Filter this material down to the lines that hold "Cotaxtla", copying each one.

■ **MATERIAL FOR THIS TASK**
......
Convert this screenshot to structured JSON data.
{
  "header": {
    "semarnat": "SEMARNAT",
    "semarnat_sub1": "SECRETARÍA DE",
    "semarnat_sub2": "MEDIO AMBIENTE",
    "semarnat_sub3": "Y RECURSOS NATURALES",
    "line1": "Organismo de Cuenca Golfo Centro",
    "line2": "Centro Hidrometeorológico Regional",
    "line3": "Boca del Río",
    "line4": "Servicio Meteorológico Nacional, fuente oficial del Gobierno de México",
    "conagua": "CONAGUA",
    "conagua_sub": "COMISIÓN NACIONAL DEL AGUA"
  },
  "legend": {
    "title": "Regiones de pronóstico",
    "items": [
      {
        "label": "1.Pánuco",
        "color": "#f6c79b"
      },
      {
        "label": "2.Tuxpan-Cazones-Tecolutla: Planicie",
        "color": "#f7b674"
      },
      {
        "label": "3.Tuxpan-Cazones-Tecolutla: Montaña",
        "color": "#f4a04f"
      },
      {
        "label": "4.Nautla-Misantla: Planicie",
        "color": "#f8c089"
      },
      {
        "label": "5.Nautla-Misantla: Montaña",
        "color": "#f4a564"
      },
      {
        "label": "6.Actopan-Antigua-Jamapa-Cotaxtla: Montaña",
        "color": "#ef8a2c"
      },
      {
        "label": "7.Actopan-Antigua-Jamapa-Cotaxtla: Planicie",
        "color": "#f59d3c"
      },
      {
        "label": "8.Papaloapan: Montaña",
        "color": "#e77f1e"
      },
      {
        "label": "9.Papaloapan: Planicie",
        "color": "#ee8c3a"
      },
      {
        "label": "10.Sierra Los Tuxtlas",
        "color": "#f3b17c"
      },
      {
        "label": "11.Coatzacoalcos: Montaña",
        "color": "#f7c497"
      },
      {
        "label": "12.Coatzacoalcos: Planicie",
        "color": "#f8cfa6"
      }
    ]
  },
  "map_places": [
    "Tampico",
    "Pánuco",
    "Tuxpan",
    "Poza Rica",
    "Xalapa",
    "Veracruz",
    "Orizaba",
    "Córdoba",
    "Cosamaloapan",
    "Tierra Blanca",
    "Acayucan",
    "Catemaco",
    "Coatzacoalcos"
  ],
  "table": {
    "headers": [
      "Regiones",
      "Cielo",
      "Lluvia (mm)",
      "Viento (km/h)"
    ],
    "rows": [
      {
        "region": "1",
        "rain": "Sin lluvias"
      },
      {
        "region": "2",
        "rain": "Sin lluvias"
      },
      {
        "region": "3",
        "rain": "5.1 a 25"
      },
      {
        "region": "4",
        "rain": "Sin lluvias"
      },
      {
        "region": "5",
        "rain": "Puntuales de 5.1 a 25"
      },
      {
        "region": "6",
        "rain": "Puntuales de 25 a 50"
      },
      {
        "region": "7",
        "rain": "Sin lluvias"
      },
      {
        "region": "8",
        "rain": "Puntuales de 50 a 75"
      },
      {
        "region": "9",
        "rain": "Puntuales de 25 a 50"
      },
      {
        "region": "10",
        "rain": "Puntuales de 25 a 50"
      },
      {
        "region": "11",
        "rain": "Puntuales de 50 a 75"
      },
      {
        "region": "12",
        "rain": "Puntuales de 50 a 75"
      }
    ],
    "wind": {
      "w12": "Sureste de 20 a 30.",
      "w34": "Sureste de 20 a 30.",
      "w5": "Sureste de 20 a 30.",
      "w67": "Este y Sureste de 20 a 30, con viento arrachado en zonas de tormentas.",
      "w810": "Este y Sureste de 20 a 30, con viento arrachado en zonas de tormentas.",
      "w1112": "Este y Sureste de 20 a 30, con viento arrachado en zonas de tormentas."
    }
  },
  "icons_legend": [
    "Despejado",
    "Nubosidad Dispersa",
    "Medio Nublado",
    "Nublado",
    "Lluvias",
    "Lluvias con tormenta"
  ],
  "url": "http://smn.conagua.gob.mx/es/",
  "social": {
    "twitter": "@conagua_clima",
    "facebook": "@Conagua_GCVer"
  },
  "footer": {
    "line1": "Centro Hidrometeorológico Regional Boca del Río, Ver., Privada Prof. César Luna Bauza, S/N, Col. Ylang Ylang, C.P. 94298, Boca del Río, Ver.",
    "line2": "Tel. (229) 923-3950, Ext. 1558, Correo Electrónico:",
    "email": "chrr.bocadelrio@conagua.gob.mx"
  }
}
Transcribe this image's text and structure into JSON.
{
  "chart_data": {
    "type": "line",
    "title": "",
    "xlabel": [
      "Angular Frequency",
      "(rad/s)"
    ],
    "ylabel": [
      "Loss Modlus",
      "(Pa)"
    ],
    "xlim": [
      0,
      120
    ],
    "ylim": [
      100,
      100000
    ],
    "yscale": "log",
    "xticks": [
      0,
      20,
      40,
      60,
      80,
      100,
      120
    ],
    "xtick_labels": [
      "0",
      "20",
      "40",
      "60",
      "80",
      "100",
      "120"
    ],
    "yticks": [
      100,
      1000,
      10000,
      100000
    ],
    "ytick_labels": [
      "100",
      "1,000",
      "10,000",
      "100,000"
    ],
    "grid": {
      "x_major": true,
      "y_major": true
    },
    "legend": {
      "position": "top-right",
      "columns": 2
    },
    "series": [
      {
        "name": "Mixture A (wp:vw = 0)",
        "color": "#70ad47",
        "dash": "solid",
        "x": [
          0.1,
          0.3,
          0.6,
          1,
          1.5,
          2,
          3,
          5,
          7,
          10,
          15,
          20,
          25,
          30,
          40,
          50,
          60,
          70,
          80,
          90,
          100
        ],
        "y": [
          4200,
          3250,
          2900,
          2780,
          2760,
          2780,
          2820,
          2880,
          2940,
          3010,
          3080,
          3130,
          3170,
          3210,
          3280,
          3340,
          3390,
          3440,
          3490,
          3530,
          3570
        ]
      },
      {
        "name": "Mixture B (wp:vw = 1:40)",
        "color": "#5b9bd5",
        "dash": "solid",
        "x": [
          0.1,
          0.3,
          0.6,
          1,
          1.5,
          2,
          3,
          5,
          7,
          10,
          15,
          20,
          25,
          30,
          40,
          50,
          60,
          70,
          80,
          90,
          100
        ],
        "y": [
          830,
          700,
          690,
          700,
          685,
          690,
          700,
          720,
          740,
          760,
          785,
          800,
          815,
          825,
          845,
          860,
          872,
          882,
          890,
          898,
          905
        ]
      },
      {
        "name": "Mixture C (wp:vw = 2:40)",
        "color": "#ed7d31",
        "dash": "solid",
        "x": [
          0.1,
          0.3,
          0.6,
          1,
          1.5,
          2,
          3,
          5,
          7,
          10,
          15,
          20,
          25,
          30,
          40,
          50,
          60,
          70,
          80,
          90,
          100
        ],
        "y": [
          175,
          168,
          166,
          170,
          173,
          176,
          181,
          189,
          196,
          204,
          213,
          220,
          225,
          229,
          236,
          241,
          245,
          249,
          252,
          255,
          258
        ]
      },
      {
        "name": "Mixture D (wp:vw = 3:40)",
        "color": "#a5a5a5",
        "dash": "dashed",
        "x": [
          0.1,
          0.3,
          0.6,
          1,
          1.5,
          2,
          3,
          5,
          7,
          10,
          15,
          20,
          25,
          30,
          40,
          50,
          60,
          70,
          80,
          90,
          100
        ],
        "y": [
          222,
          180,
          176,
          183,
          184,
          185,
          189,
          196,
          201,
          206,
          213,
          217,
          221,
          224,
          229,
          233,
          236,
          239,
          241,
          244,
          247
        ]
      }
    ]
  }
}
......
■ **WORKED ANSWER**
        "label": "6.Actopan-Antigua-Jamapa-Cotaxtla: Montaña",
        "label": "7.Actopan-Antigua-Jamapa-Cotaxtla: Planicie",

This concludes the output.